Stated task:
Go through the entries below and retype them exactly, omitting each picture.

The input:
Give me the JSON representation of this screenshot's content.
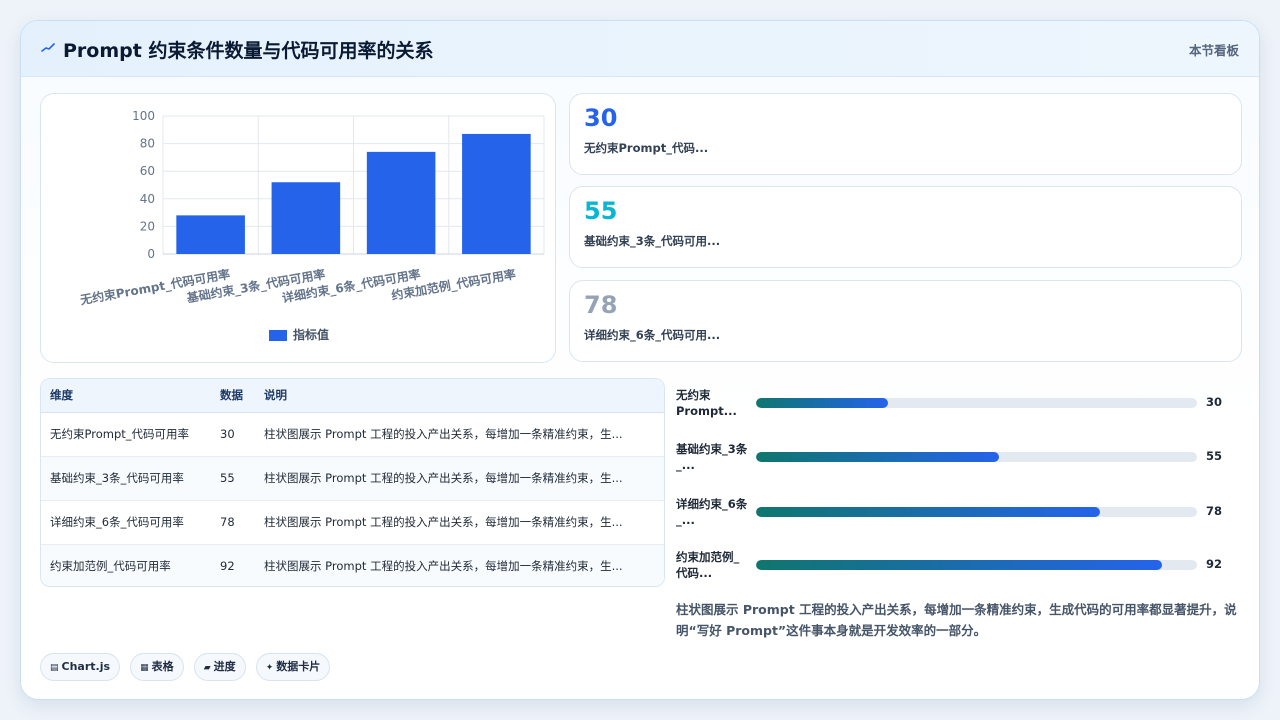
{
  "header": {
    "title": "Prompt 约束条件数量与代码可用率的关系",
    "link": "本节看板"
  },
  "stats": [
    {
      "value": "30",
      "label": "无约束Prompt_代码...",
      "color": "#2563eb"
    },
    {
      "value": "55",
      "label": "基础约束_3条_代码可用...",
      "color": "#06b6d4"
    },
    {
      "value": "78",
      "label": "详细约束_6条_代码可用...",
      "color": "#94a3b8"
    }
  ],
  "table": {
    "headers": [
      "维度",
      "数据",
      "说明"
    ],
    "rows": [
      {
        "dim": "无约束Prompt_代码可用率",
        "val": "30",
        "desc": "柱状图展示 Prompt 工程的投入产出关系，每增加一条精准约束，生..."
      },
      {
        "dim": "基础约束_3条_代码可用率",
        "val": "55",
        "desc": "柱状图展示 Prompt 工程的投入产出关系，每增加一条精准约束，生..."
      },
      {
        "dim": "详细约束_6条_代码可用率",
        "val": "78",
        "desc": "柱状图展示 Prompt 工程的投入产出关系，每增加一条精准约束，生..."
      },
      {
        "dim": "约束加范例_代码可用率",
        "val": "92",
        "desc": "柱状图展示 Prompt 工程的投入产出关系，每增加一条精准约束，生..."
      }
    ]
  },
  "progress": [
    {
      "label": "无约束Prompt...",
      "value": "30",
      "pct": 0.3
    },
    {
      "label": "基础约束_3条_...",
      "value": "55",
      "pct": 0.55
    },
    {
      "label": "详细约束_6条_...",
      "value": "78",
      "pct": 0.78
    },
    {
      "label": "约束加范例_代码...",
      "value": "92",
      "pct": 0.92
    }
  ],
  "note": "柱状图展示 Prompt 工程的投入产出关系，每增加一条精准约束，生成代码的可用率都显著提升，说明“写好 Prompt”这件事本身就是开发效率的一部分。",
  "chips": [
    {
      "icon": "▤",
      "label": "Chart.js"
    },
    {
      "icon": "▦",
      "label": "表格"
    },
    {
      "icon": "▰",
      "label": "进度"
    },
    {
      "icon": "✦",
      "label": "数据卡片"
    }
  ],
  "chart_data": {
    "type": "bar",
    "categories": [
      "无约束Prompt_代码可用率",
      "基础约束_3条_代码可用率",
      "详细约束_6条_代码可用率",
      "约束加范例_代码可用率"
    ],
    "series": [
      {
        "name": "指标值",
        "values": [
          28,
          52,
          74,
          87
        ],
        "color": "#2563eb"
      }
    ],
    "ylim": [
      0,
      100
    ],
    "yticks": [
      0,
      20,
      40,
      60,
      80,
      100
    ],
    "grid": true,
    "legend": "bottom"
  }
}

Answer to the exercise:
Give me the JSON representation of this screenshot's content.
{
  "header": {
    "title": "Prompt 约束条件数量与代码可用率的关系",
    "link": "本节看板"
  },
  "stats": [
    {
      "value": "30",
      "label": "无约束Prompt_代码...",
      "color": "#2563eb"
    },
    {
      "value": "55",
      "label": "基础约束_3条_代码可用...",
      "color": "#06b6d4"
    },
    {
      "value": "78",
      "label": "详细约束_6条_代码可用...",
      "color": "#94a3b8"
    }
  ],
  "table": {
    "headers": [
      "维度",
      "数据",
      "说明"
    ],
    "rows": [
      {
        "dim": "无约束Prompt_代码可用率",
        "val": "30",
        "desc": "柱状图展示 Prompt 工程的投入产出关系，每增加一条精准约束，生..."
      },
      {
        "dim": "基础约束_3条_代码可用率",
        "val": "55",
        "desc": "柱状图展示 Prompt 工程的投入产出关系，每增加一条精准约束，生..."
      },
      {
        "dim": "详细约束_6条_代码可用率",
        "val": "78",
        "desc": "柱状图展示 Prompt 工程的投入产出关系，每增加一条精准约束，生..."
      },
      {
        "dim": "约束加范例_代码可用率",
        "val": "92",
        "desc": "柱状图展示 Prompt 工程的投入产出关系，每增加一条精准约束，生..."
      }
    ]
  },
  "progress": [
    {
      "label": "无约束Prompt...",
      "value": "30",
      "pct": 0.3
    },
    {
      "label": "基础约束_3条_...",
      "value": "55",
      "pct": 0.55
    },
    {
      "label": "详细约束_6条_...",
      "value": "78",
      "pct": 0.78
    },
    {
      "label": "约束加范例_代码...",
      "value": "92",
      "pct": 0.92
    }
  ],
  "note": "柱状图展示 Prompt 工程的投入产出关系，每增加一条精准约束，生成代码的可用率都显著提升，说明“写好 Prompt”这件事本身就是开发效率的一部分。",
  "chips": [
    {
      "icon": "▤",
      "label": "Chart.js"
    },
    {
      "icon": "▦",
      "label": "表格"
    },
    {
      "icon": "▰",
      "label": "进度"
    },
    {
      "icon": "✦",
      "label": "数据卡片"
    }
  ],
  "chart_data": {
    "type": "bar",
    "categories": [
      "无约束Prompt_代码可用率",
      "基础约束_3条_代码可用率",
      "详细约束_6条_代码可用率",
      "约束加范例_代码可用率"
    ],
    "series": [
      {
        "name": "指标值",
        "values": [
          28,
          52,
          74,
          87
        ],
        "color": "#2563eb"
      }
    ],
    "ylim": [
      0,
      100
    ],
    "yticks": [
      0,
      20,
      40,
      60,
      80,
      100
    ],
    "grid": true,
    "legend": "bottom"
  }
}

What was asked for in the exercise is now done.